Dataset excerpt:
--*--

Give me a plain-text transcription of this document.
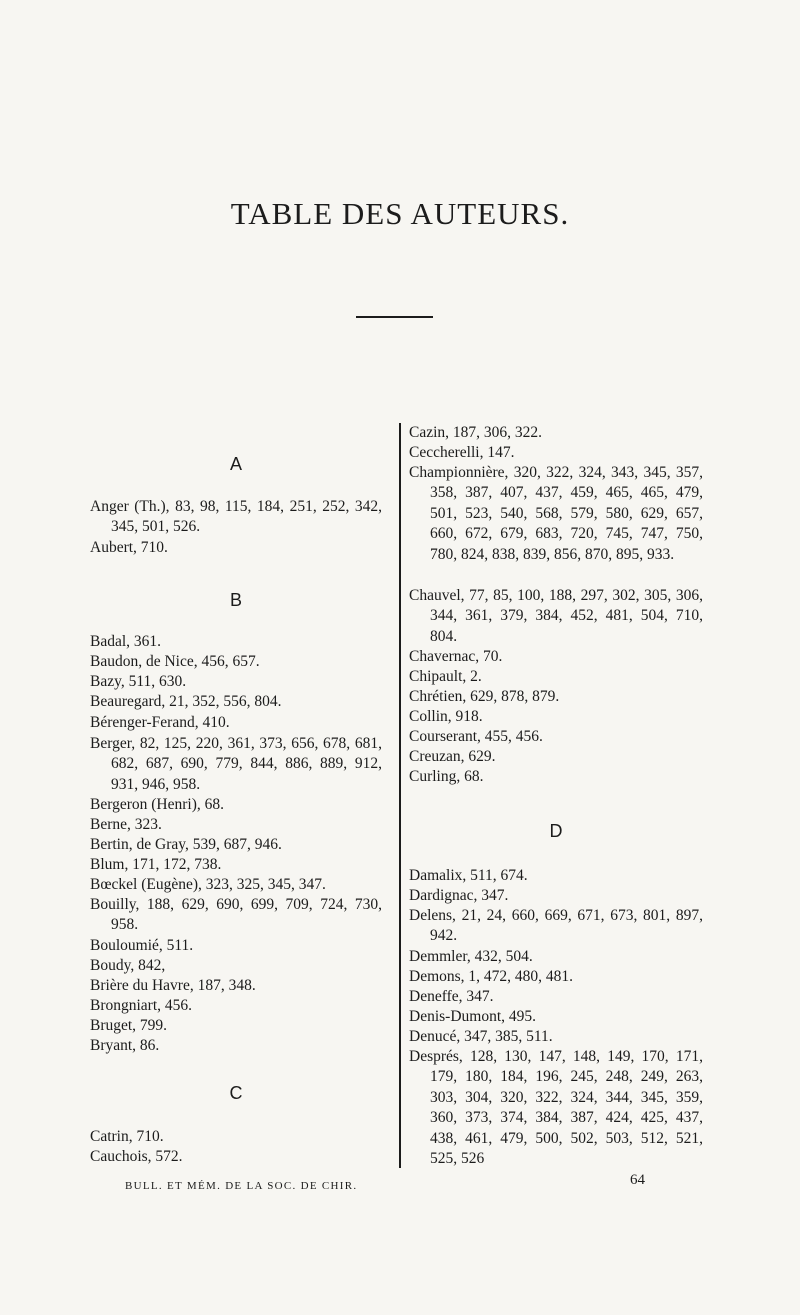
TABLE DES AUTEURS.
A
Anger (Th.), 83, 98, 115, 184, 251, 252, 342, 345, 501, 526.
Aubert, 710.
B
Badal, 361.
Baudon, de Nice, 456, 657.
Bazy, 511, 630.
Beauregard, 21, 352, 556, 804.
Bérenger-Ferand, 410.
Berger, 82, 125, 220, 361, 373, 656, 678, 681, 682, 687, 690, 779, 844, 886, 889, 912, 931, 946, 958.
Bergeron (Henri), 68.
Berne, 323.
Bertin, de Gray, 539, 687, 946.
Blum, 171, 172, 738.
Bœckel (Eugène), 323, 325, 345, 347.
Bouilly, 188, 629, 690, 699, 709, 724, 730, 958.
Bouloumié, 511.
Boudy, 842,
Brière du Havre, 187, 348.
Brongniart, 456.
Bruget, 799.
Bryant, 86.
C
Catrin, 710.
Cauchois, 572.
Cazin, 187, 306, 322.
Ceccherelli, 147.
Championnière, 320, 322, 324, 343, 345, 357, 358, 387, 407, 437, 459, 465, 465, 479, 501, 523, 540, 568, 579, 580, 629, 657, 660, 672, 679, 683, 720, 745, 747, 750, 780, 824, 838, 839, 856, 870, 895, 933.
Chauvel, 77, 85, 100, 188, 297, 302, 305, 306, 344, 361, 379, 384, 452, 481, 504, 710, 804.
Chavernac, 70.
Chipault, 2.
Chrétien, 629, 878, 879.
Collin, 918.
Courserant, 455, 456.
Creuzan, 629.
Curling, 68.
D
Damalix, 511, 674.
Dardignac, 347.
Delens, 21, 24, 660, 669, 671, 673, 801, 897, 942.
Demmler, 432, 504.
Demons, 1, 472, 480, 481.
Deneffe, 347.
Denis-Dumont, 495.
Denucé, 347, 385, 511.
Després, 128, 130, 147, 148, 149, 170, 171, 179, 180, 184, 196, 245, 248, 249, 263, 303, 304, 320, 322, 324, 344, 345, 359, 360, 373, 374, 384, 387, 424, 425, 437, 438, 461, 479, 500, 502, 503, 512, 521, 525, 526
BULL. ET MÉM. DE LA SOC. DE CHIR.	64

--*--

Exercise brief:
Your copy should repeat each entry above exactly but contain no pictures.

Exercise output:
Give me a plain-text transcription of this document.
TABLE DES AUTEURS.
A
Anger (Th.), 83, 98, 115, 184, 251, 252, 342, 345, 501, 526.
Aubert, 710.
B
Badal, 361.
Baudon, de Nice, 456, 657.
Bazy, 511, 630.
Beauregard, 21, 352, 556, 804.
Bérenger-Ferand, 410.
Berger, 82, 125, 220, 361, 373, 656, 678, 681, 682, 687, 690, 779, 844, 886, 889, 912, 931, 946, 958.
Bergeron (Henri), 68.
Berne, 323.
Bertin, de Gray, 539, 687, 946.
Blum, 171, 172, 738.
Bœckel (Eugène), 323, 325, 345, 347.
Bouilly, 188, 629, 690, 699, 709, 724, 730, 958.
Bouloumié, 511.
Boudy, 842,
Brière du Havre, 187, 348.
Brongniart, 456.
Bruget, 799.
Bryant, 86.
C
Catrin, 710.
Cauchois, 572.
Cazin, 187, 306, 322.
Ceccherelli, 147.
Championnière, 320, 322, 324, 343, 345, 357, 358, 387, 407, 437, 459, 465, 465, 479, 501, 523, 540, 568, 579, 580, 629, 657, 660, 672, 679, 683, 720, 745, 747, 750, 780, 824, 838, 839, 856, 870, 895, 933.
Chauvel, 77, 85, 100, 188, 297, 302, 305, 306, 344, 361, 379, 384, 452, 481, 504, 710, 804.
Chavernac, 70.
Chipault, 2.
Chrétien, 629, 878, 879.
Collin, 918.
Courserant, 455, 456.
Creuzan, 629.
Curling, 68.
D
Damalix, 511, 674.
Dardignac, 347.
Delens, 21, 24, 660, 669, 671, 673, 801, 897, 942.
Demmler, 432, 504.
Demons, 1, 472, 480, 481.
Deneffe, 347.
Denis-Dumont, 495.
Denucé, 347, 385, 511.
Després, 128, 130, 147, 148, 149, 170, 171, 179, 180, 184, 196, 245, 248, 249, 263, 303, 304, 320, 322, 324, 344, 345, 359, 360, 373, 374, 384, 387, 424, 425, 437, 438, 461, 479, 500, 502, 503, 512, 521, 525, 526
BULL. ET MÉM. DE LA SOC. DE CHIR.	64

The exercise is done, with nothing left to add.